# Short task
Lay out the lines below as a numbered list, starting with the line that contains "heading 3: 3.)" and running through the line that contains "body 5: and", both included. Skip any blank lines and list no others.

###

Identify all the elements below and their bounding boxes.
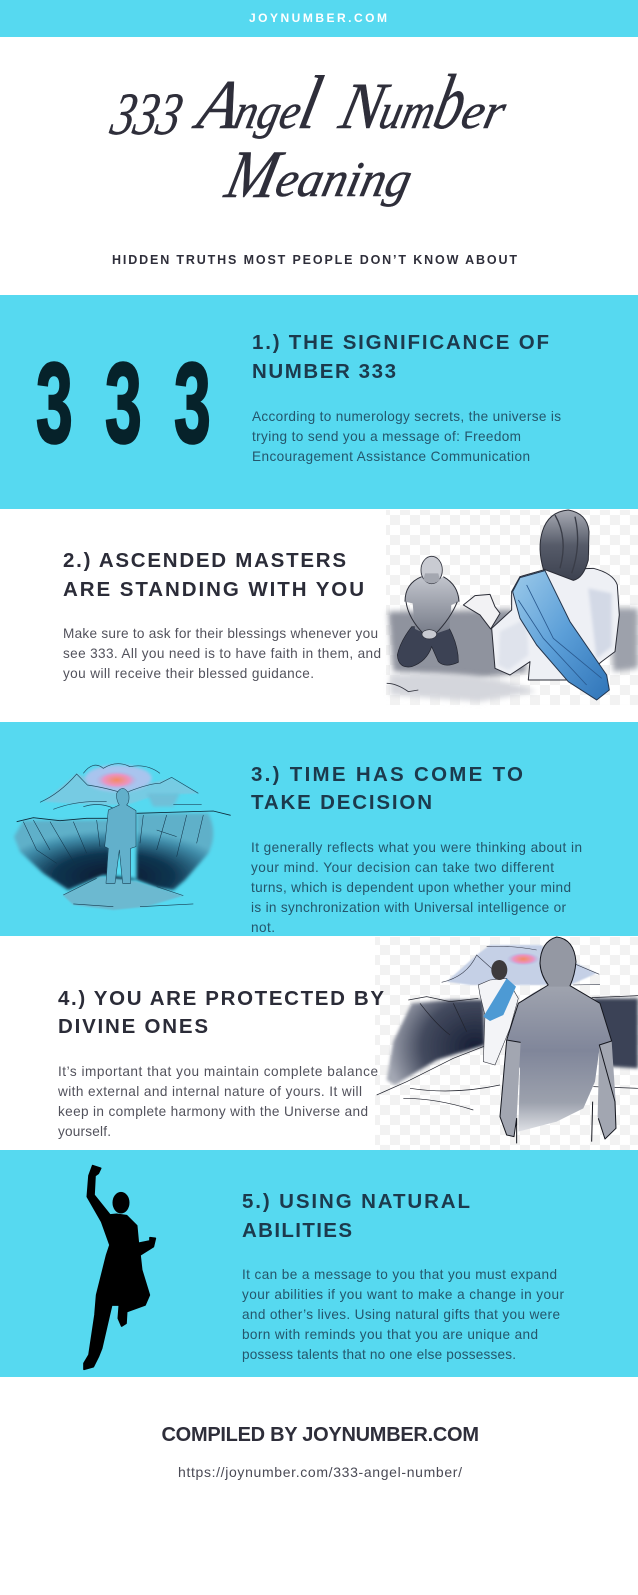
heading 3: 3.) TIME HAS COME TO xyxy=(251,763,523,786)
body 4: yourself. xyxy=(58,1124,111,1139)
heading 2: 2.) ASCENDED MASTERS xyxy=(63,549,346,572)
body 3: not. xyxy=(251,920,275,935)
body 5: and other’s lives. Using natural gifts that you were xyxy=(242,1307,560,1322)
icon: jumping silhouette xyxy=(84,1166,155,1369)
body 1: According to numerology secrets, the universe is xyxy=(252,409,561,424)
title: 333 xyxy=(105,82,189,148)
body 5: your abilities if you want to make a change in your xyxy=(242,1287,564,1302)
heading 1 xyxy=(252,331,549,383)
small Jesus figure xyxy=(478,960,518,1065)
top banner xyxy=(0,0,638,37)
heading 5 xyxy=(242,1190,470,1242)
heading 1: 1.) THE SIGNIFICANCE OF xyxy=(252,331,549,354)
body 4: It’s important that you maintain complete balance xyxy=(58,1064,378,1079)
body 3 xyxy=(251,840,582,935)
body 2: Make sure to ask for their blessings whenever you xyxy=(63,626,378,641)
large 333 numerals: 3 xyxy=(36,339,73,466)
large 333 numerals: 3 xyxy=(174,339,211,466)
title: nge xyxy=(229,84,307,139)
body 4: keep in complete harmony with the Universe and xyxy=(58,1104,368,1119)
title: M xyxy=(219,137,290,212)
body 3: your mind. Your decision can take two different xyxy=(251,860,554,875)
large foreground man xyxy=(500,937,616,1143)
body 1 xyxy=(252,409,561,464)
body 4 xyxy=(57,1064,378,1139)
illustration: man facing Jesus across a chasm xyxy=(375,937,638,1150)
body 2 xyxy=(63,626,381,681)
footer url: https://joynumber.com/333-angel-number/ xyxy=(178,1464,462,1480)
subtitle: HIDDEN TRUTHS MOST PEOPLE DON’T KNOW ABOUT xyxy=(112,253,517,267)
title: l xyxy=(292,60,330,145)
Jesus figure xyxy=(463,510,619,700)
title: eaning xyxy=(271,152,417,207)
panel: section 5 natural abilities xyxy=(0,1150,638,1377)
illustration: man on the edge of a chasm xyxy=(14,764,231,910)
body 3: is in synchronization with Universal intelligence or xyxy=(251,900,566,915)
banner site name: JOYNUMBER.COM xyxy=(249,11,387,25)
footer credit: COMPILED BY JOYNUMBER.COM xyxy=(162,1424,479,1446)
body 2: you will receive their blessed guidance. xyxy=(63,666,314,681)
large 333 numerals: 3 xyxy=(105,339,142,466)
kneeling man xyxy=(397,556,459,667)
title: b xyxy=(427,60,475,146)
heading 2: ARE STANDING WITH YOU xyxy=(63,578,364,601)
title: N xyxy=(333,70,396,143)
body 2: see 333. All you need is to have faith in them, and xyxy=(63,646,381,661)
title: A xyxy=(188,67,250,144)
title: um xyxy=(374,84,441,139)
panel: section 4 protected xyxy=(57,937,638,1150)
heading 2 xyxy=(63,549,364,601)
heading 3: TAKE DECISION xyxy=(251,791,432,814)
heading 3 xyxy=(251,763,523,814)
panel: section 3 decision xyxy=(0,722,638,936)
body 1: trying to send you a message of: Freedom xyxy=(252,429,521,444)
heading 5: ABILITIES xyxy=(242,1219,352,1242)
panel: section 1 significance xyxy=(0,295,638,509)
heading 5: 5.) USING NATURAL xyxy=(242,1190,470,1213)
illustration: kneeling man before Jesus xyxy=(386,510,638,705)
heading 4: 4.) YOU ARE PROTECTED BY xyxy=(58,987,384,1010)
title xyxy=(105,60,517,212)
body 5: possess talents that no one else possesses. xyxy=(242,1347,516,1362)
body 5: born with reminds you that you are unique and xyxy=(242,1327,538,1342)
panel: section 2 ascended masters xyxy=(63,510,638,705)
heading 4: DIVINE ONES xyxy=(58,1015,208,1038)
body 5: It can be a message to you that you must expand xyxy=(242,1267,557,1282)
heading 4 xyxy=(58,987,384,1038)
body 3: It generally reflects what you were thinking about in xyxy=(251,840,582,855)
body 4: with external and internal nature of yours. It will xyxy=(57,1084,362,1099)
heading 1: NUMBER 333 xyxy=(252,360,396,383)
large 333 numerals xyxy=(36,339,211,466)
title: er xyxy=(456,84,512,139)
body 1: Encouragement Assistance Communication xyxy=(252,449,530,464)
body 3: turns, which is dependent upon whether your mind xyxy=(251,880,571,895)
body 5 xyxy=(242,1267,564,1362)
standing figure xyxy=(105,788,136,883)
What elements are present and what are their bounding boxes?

###

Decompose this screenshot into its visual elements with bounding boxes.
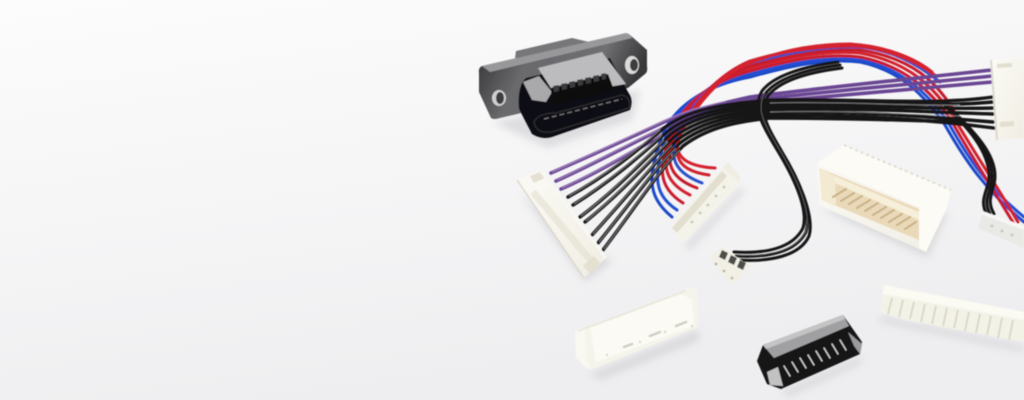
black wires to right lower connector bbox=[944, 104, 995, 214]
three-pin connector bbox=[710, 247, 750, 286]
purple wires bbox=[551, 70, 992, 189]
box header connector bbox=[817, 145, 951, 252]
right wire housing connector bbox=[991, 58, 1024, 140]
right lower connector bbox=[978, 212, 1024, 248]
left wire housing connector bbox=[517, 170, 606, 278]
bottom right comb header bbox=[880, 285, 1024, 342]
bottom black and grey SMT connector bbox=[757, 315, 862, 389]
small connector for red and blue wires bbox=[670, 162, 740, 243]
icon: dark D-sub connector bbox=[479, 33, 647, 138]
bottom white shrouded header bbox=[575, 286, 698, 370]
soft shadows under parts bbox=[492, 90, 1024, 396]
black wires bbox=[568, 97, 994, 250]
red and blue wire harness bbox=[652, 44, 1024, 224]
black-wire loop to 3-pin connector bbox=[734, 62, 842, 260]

###

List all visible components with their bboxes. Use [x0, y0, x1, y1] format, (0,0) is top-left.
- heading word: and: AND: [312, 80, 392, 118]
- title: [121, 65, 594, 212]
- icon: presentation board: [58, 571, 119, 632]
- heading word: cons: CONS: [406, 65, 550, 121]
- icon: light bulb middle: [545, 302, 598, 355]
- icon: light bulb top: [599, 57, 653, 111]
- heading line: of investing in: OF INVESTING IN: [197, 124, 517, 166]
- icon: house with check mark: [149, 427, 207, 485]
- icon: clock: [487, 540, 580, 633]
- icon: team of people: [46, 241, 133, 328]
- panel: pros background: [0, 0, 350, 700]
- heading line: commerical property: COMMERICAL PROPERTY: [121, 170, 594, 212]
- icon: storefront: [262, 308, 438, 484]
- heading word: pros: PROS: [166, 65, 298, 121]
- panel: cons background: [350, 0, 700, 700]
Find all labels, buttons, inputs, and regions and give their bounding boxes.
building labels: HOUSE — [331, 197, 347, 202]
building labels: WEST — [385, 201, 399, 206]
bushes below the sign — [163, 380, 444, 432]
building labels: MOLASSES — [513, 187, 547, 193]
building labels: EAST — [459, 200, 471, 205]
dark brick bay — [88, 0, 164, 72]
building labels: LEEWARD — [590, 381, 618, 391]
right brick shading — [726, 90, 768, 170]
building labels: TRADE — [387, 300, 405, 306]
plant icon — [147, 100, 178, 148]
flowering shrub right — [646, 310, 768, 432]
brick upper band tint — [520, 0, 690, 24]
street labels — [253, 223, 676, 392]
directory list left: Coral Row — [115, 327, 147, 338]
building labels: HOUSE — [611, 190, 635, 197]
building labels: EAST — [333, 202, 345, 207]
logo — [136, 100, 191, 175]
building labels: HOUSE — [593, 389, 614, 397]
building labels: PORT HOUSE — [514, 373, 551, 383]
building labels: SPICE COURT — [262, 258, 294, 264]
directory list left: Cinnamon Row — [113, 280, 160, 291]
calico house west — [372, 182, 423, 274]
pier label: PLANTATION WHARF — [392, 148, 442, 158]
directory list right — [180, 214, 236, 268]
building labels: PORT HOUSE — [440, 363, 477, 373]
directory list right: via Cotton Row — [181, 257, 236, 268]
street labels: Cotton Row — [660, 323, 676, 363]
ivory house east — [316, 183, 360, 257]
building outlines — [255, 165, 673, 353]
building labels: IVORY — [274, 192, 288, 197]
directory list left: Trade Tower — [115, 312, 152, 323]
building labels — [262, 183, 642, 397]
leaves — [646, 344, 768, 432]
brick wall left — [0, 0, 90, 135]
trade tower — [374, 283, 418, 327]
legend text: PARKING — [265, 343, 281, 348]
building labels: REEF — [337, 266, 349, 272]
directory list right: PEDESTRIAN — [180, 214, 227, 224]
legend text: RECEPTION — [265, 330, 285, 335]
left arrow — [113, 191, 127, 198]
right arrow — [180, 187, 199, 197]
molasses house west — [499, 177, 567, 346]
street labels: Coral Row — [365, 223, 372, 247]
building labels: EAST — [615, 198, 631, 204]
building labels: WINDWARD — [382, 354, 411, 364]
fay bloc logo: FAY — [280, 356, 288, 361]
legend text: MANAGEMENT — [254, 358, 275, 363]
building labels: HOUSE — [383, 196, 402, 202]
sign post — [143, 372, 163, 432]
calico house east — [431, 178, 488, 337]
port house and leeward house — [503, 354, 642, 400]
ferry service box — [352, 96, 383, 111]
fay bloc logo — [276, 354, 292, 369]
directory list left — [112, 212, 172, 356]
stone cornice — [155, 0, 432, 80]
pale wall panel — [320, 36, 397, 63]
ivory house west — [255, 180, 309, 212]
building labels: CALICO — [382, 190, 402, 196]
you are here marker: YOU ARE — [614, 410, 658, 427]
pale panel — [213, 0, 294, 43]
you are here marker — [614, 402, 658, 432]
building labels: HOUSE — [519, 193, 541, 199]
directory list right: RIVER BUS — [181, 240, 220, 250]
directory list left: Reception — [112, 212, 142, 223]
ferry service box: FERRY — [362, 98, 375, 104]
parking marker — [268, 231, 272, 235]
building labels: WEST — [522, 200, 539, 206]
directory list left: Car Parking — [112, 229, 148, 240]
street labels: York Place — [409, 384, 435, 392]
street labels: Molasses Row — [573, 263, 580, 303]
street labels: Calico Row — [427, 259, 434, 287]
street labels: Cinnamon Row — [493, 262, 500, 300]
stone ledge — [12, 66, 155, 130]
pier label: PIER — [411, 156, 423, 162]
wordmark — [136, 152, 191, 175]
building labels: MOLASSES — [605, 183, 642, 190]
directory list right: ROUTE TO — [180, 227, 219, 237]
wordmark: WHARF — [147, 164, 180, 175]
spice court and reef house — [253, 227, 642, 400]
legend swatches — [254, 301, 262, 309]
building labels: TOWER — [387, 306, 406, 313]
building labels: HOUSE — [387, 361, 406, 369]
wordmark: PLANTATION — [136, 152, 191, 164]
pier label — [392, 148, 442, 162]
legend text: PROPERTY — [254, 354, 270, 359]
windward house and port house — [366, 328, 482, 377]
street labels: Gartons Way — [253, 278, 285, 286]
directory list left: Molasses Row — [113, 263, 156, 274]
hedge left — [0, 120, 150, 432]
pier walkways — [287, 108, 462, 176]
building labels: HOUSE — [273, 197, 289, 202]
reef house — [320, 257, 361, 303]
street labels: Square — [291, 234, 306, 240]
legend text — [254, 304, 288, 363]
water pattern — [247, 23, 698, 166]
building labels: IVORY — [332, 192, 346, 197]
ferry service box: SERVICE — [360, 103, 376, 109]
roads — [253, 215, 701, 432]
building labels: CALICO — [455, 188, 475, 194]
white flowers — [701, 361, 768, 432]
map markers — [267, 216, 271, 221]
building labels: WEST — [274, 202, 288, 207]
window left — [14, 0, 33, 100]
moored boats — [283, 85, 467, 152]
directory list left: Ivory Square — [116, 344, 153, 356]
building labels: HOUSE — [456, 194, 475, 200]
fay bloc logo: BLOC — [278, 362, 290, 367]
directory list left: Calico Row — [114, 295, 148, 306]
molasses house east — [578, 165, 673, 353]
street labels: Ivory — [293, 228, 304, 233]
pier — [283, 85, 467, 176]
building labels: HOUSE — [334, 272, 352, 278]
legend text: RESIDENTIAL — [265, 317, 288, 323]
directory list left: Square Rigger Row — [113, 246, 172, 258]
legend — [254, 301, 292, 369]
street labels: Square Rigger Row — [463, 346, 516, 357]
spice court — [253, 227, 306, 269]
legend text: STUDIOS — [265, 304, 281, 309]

###

# Answer to this exercise
1. heading 3: 3.) TIME HAS COME TO xyxy=(251,763,523,786)
2. body 4: yourself. xyxy=(58,1124,111,1139)
3. heading 2: 2.) ASCENDED MASTERS xyxy=(63,549,346,572)
4. body 3: not. xyxy=(251,920,275,935)
5. body 5: and other’s lives. Using natural gifts that you were xyxy=(242,1307,560,1322)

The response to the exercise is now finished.